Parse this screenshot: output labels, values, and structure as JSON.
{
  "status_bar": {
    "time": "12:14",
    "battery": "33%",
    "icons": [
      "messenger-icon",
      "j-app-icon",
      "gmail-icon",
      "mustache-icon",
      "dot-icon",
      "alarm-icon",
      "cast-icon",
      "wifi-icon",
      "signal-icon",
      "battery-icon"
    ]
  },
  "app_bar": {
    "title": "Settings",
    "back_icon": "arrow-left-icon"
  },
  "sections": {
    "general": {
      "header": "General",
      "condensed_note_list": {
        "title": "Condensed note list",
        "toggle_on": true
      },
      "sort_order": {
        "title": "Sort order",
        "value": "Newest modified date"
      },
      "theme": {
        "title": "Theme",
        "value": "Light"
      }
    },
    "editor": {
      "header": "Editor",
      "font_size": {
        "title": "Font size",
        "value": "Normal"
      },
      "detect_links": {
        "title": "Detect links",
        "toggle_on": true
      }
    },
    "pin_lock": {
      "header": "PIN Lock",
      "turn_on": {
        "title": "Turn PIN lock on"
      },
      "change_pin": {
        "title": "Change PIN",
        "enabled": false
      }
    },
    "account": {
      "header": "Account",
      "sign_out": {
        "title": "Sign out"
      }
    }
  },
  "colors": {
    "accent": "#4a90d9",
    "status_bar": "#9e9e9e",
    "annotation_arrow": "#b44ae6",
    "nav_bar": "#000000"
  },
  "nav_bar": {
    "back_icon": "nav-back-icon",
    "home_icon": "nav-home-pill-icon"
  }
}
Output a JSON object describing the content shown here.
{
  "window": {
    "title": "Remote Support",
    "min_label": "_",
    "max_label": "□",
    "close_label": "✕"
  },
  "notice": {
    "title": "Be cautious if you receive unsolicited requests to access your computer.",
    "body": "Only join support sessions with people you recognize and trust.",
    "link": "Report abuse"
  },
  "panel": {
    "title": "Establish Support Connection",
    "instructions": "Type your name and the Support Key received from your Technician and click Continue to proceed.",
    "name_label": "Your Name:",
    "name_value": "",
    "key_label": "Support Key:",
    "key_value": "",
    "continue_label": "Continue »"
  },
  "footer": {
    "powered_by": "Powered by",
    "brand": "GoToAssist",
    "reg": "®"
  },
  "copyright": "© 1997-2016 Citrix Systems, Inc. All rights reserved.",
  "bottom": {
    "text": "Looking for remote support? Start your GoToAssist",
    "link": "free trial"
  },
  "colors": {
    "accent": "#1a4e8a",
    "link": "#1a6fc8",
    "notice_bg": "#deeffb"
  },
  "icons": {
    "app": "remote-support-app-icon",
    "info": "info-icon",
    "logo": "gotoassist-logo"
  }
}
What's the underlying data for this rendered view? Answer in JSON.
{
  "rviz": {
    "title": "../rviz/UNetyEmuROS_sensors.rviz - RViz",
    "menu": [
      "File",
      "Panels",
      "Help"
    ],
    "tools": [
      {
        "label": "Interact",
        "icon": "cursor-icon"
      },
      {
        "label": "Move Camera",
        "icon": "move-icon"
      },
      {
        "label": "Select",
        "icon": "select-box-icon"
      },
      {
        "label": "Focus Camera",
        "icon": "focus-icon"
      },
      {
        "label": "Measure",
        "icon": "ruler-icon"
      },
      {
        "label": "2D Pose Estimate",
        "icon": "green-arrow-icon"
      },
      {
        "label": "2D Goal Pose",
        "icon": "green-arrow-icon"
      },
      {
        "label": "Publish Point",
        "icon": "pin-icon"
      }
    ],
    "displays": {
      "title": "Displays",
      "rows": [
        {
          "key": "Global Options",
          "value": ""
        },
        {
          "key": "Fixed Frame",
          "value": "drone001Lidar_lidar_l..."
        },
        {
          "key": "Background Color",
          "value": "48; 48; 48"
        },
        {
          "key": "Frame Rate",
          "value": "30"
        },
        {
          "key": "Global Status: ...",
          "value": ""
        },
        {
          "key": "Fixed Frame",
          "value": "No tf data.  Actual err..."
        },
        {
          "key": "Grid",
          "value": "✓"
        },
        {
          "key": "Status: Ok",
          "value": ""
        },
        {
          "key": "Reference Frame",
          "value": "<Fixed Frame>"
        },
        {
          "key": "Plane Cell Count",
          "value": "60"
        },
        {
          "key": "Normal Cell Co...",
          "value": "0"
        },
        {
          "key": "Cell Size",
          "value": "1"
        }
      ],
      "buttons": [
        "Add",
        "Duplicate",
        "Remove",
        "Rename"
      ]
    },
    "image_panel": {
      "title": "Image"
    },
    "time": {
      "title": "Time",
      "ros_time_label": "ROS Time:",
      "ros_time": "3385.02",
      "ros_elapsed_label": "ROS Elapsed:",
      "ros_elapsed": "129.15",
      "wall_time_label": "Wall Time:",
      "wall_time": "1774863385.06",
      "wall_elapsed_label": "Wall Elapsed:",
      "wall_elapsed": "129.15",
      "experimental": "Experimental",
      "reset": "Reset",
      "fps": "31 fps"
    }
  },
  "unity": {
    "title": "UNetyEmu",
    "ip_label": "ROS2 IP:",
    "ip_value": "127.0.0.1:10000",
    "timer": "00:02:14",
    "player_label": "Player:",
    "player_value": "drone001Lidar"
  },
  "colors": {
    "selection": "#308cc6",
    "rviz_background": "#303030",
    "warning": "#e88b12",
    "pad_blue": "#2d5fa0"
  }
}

◆ ◆ ◆

#### [Required task]
Collect every line above that contains the word "data".

#### [Result below]
What's the underlying data for this rendered view? Answer in JSON.
          "value": "No tf data.  Actual err..."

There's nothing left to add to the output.